***** THE RECORDS
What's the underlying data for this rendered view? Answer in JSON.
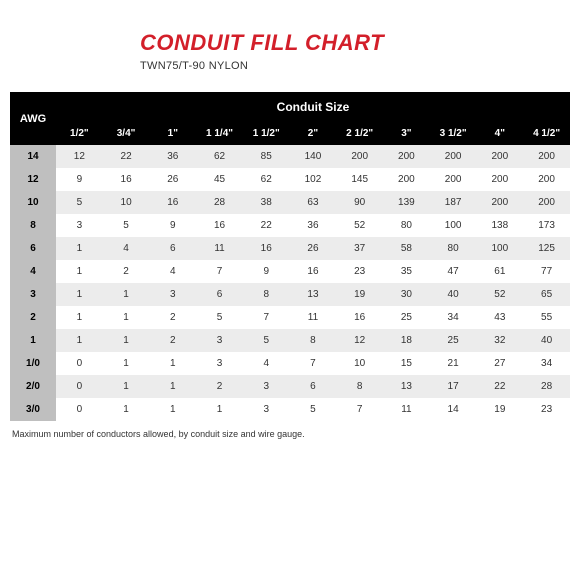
{
  "header": {
    "title": "CONDUIT FILL CHART",
    "title_color": "#d31f2a",
    "subtitle": "TWN75/T-90 NYLON"
  },
  "table": {
    "type": "table",
    "header_bg": "#000000",
    "header_fg": "#ffffff",
    "awg_header": "AWG",
    "span_header": "Conduit Size",
    "size_headers": [
      "1/2\"",
      "3/4\"",
      "1\"",
      "1 1/4\"",
      "1 1/2\"",
      "2\"",
      "2 1/2\"",
      "3\"",
      "3 1/2\"",
      "4\"",
      "4 1/2\""
    ],
    "awg_col_bg": "#bfbfbf",
    "row_alt_bg": "#ececec",
    "row_bg": "#ffffff",
    "cell_fg": "#333333",
    "rows": [
      {
        "awg": "14",
        "vals": [
          "12",
          "22",
          "36",
          "62",
          "85",
          "140",
          "200",
          "200",
          "200",
          "200",
          "200"
        ]
      },
      {
        "awg": "12",
        "vals": [
          "9",
          "16",
          "26",
          "45",
          "62",
          "102",
          "145",
          "200",
          "200",
          "200",
          "200"
        ]
      },
      {
        "awg": "10",
        "vals": [
          "5",
          "10",
          "16",
          "28",
          "38",
          "63",
          "90",
          "139",
          "187",
          "200",
          "200"
        ]
      },
      {
        "awg": "8",
        "vals": [
          "3",
          "5",
          "9",
          "16",
          "22",
          "36",
          "52",
          "80",
          "100",
          "138",
          "173"
        ]
      },
      {
        "awg": "6",
        "vals": [
          "1",
          "4",
          "6",
          "11",
          "16",
          "26",
          "37",
          "58",
          "80",
          "100",
          "125"
        ]
      },
      {
        "awg": "4",
        "vals": [
          "1",
          "2",
          "4",
          "7",
          "9",
          "16",
          "23",
          "35",
          "47",
          "61",
          "77"
        ]
      },
      {
        "awg": "3",
        "vals": [
          "1",
          "1",
          "3",
          "6",
          "8",
          "13",
          "19",
          "30",
          "40",
          "52",
          "65"
        ]
      },
      {
        "awg": "2",
        "vals": [
          "1",
          "1",
          "2",
          "5",
          "7",
          "11",
          "16",
          "25",
          "34",
          "43",
          "55"
        ]
      },
      {
        "awg": "1",
        "vals": [
          "1",
          "1",
          "2",
          "3",
          "5",
          "8",
          "12",
          "18",
          "25",
          "32",
          "40"
        ]
      },
      {
        "awg": "1/0",
        "vals": [
          "0",
          "1",
          "1",
          "3",
          "4",
          "7",
          "10",
          "15",
          "21",
          "27",
          "34"
        ]
      },
      {
        "awg": "2/0",
        "vals": [
          "0",
          "1",
          "1",
          "2",
          "3",
          "6",
          "8",
          "13",
          "17",
          "22",
          "28"
        ]
      },
      {
        "awg": "3/0",
        "vals": [
          "0",
          "1",
          "1",
          "1",
          "3",
          "5",
          "7",
          "11",
          "14",
          "19",
          "23"
        ]
      }
    ]
  },
  "footnote": "Maximum number of conductors allowed, by conduit size and wire gauge."
}
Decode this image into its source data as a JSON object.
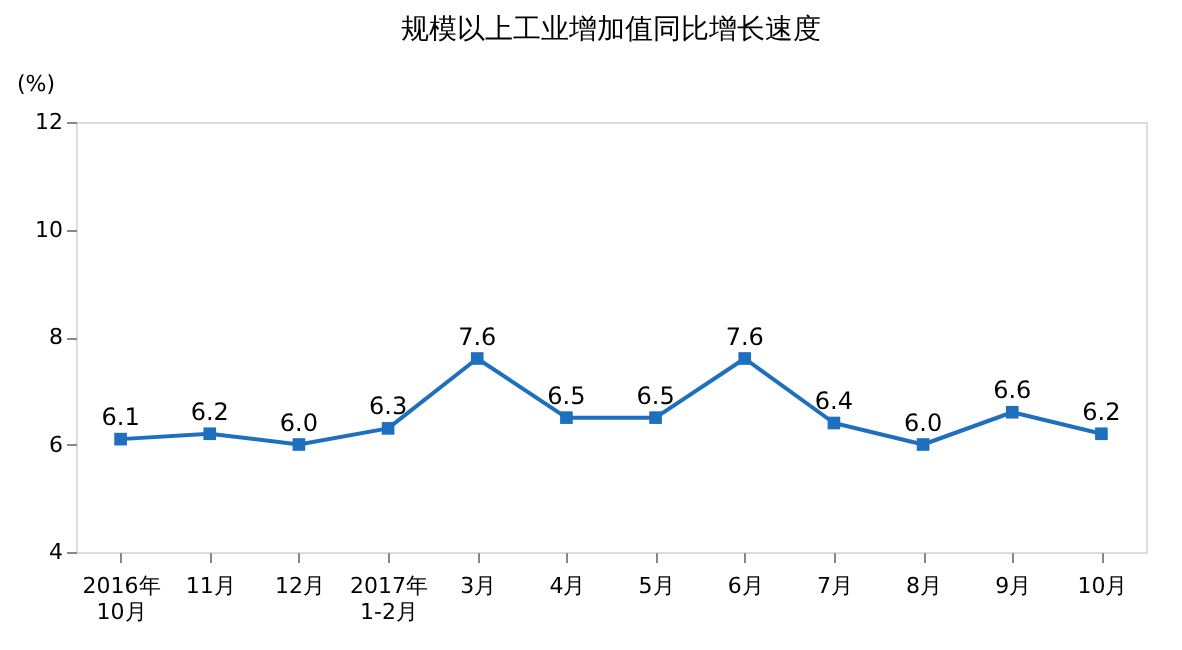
{
  "chart_data": {
    "type": "line",
    "title": "规模以上工业增加值同比增长速度",
    "ylabel": "(%)",
    "categories": [
      "2016年\n10月",
      "11月",
      "12月",
      "2017年\n1-2月",
      "3月",
      "4月",
      "5月",
      "6月",
      "7月",
      "8月",
      "9月",
      "10月"
    ],
    "series": [
      {
        "color": "#1f6fbf",
        "values": [
          6.1,
          6.2,
          6.0,
          6.3,
          7.6,
          6.5,
          6.5,
          7.6,
          6.4,
          6.0,
          6.6,
          6.2
        ],
        "value_labels": [
          "6.1",
          "6.2",
          "6.0",
          "6.3",
          "7.6",
          "6.5",
          "6.5",
          "7.6",
          "6.4",
          "6.0",
          "6.6",
          "6.2"
        ]
      }
    ],
    "ylim": [
      4,
      12
    ],
    "yticks": [
      4,
      6,
      8,
      10,
      12
    ],
    "marker": "square",
    "line_style": "solid",
    "grid": false,
    "legend": false
  }
}
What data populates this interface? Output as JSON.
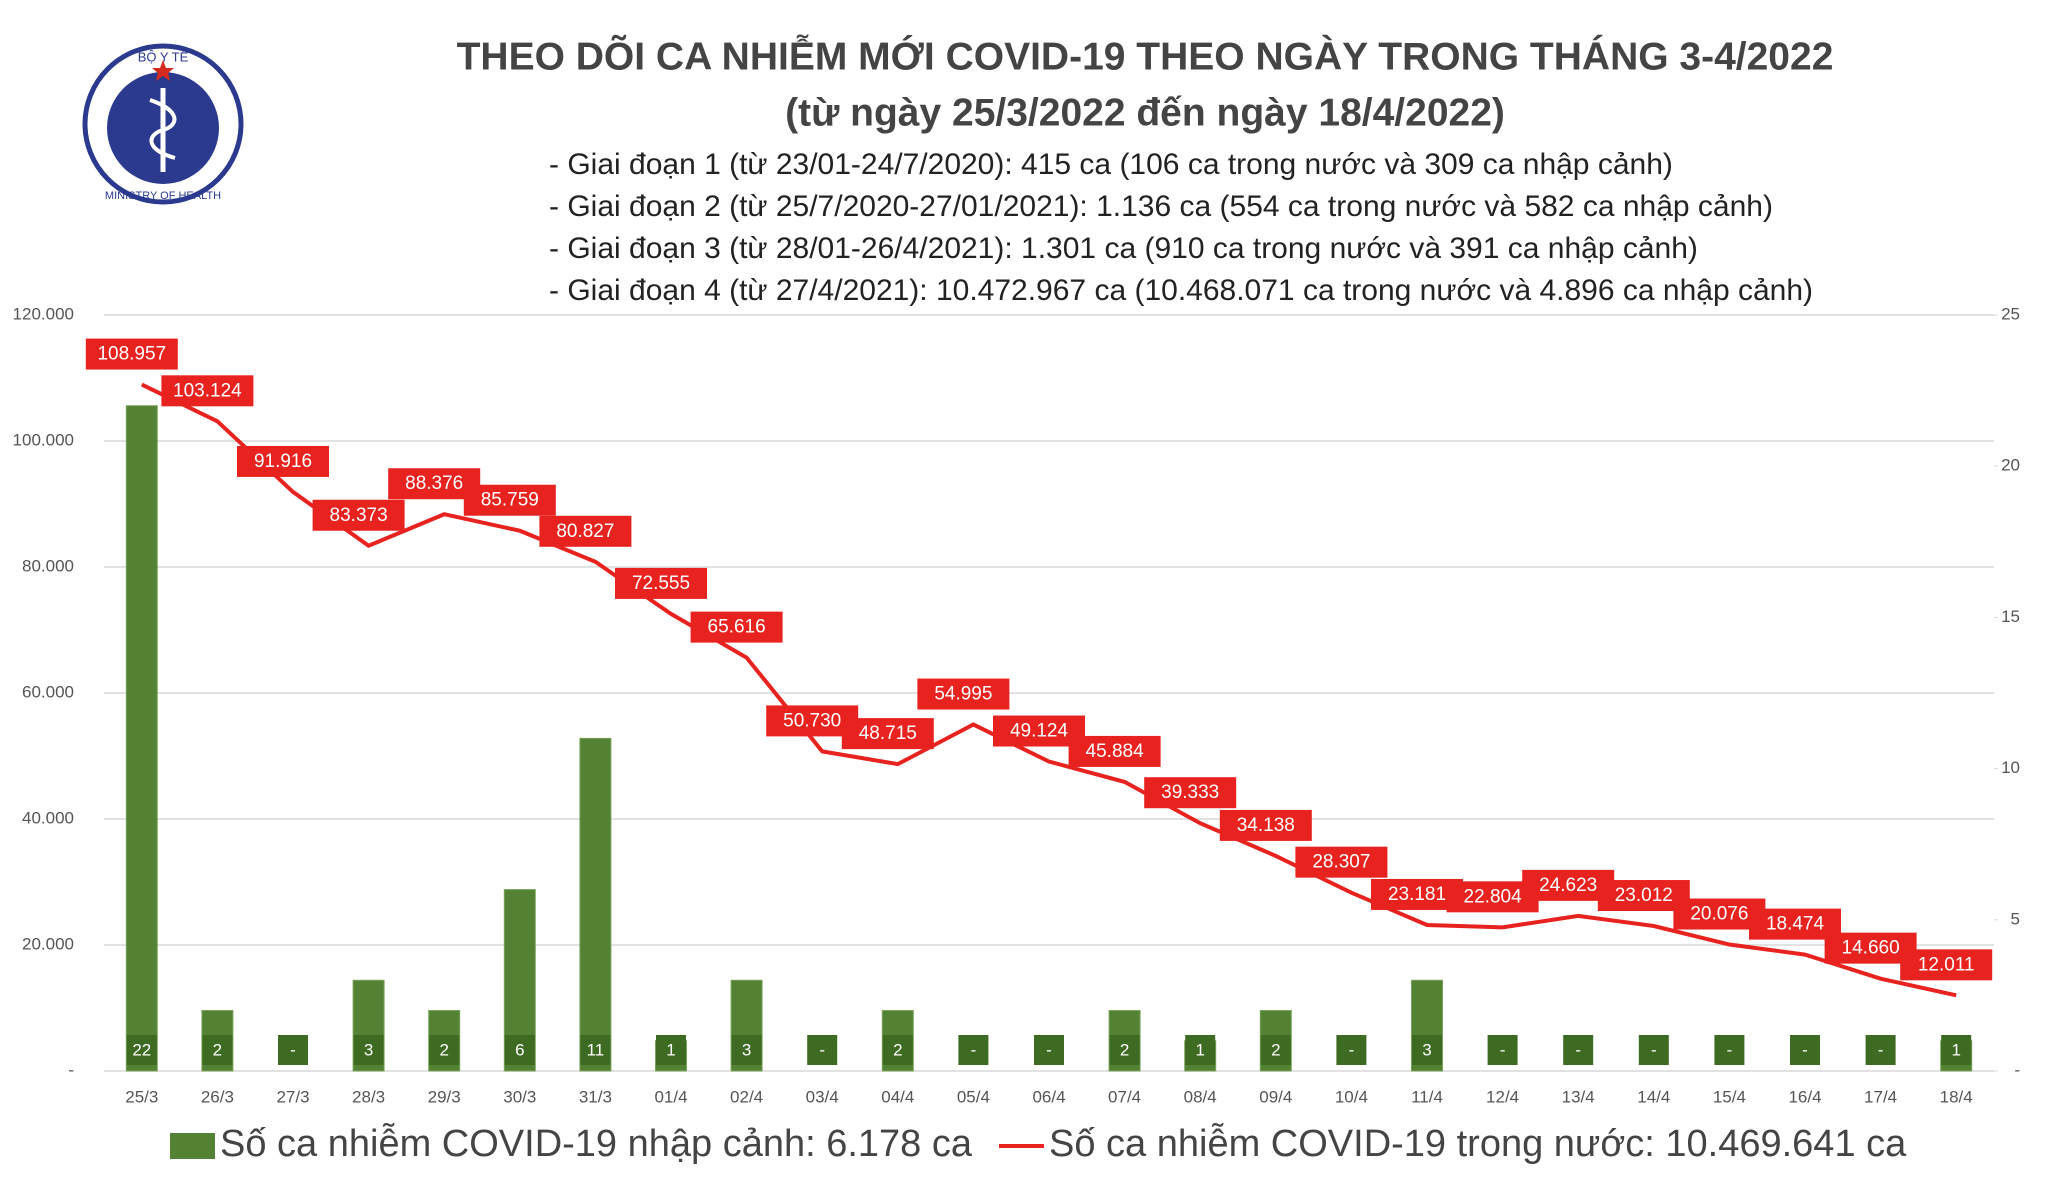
{
  "logo": {
    "top": "BỘ Y TẾ",
    "bottom": "MINISTRY OF HEALTH"
  },
  "chart_data": {
    "type": "bar",
    "title": "THEO DÕI CA NHIỄM MỚI COVID-19 THEO NGÀY TRONG THÁNG 3-4/2022",
    "subtitle": "(từ ngày 25/3/2022 đến ngày 18/4/2022)",
    "annotations": [
      "- Giai đoạn 1 (từ 23/01-24/7/2020): 415 ca (106 ca trong nước và 309 ca nhập cảnh)",
      "- Giai đoạn 2 (từ 25/7/2020-27/01/2021): 1.136 ca (554 ca trong nước và 582 ca nhập cảnh)",
      "- Giai đoạn 3 (từ 28/01-26/4/2021): 1.301 ca (910 ca trong nước và 391 ca nhập cảnh)",
      "- Giai đoạn 4 (từ 27/4/2021): 10.472.967 ca (10.468.071 ca trong nước và 4.896 ca nhập cảnh)"
    ],
    "categories": [
      "25/3",
      "26/3",
      "27/3",
      "28/3",
      "29/3",
      "30/3",
      "31/3",
      "01/4",
      "02/4",
      "03/4",
      "04/4",
      "05/4",
      "06/4",
      "07/4",
      "08/4",
      "09/4",
      "10/4",
      "11/4",
      "12/4",
      "13/4",
      "14/4",
      "15/4",
      "16/4",
      "17/4",
      "18/4"
    ],
    "series": [
      {
        "name": "Số ca nhiễm COVID-19 nhập cảnh: 6.178 ca",
        "type": "bar",
        "axis": "y2",
        "color": "#548235",
        "values": [
          22,
          2,
          0,
          3,
          2,
          6,
          11,
          1,
          3,
          0,
          2,
          0,
          0,
          2,
          1,
          2,
          0,
          3,
          0,
          0,
          0,
          0,
          0,
          0,
          1
        ],
        "value_labels": [
          "22",
          "2",
          "-",
          "3",
          "2",
          "6",
          "11",
          "1",
          "3",
          "-",
          "2",
          "-",
          "-",
          "2",
          "1",
          "2",
          "-",
          "3",
          "-",
          "-",
          "-",
          "-",
          "-",
          "-",
          "1"
        ]
      },
      {
        "name": "Số ca nhiễm COVID-19 trong nước: 10.469.641 ca",
        "type": "line",
        "color": "#e8231f",
        "values": [
          108957,
          103124,
          91916,
          83373,
          88376,
          85759,
          80827,
          72555,
          65616,
          50730,
          48715,
          54995,
          49124,
          45884,
          39333,
          34138,
          28307,
          23181,
          22804,
          24623,
          23012,
          20076,
          18474,
          14660,
          12011
        ],
        "value_labels": [
          "108.957",
          "103.124",
          "91.916",
          "83.373",
          "88.376",
          "85.759",
          "80.827",
          "72.555",
          "65.616",
          "50.730",
          "48.715",
          "54.995",
          "49.124",
          "45.884",
          "39.333",
          "34.138",
          "28.307",
          "23.181",
          "22.804",
          "24.623",
          "23.012",
          "20.076",
          "18.474",
          "14.660",
          "12.011"
        ]
      }
    ],
    "ylim": [
      0,
      120000
    ],
    "yticks": [
      {
        "value": 0,
        "label": "-"
      },
      {
        "value": 20000,
        "label": "20.000"
      },
      {
        "value": 40000,
        "label": "40.000"
      },
      {
        "value": 60000,
        "label": "60.000"
      },
      {
        "value": 80000,
        "label": "80.000"
      },
      {
        "value": 100000,
        "label": "100.000"
      },
      {
        "value": 120000,
        "label": "120.000"
      }
    ],
    "y2lim": [
      0,
      25
    ],
    "y2ticks": [
      {
        "value": 0,
        "label": "-"
      },
      5,
      10,
      15,
      20,
      25
    ],
    "grid": true,
    "legend": "bottom"
  }
}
**********
◆ WHAT NEEDS TO BE DONE: Tell how many lines of the data include the word "type", and nothing else.

◆ EXERCISE SOLUTION: 5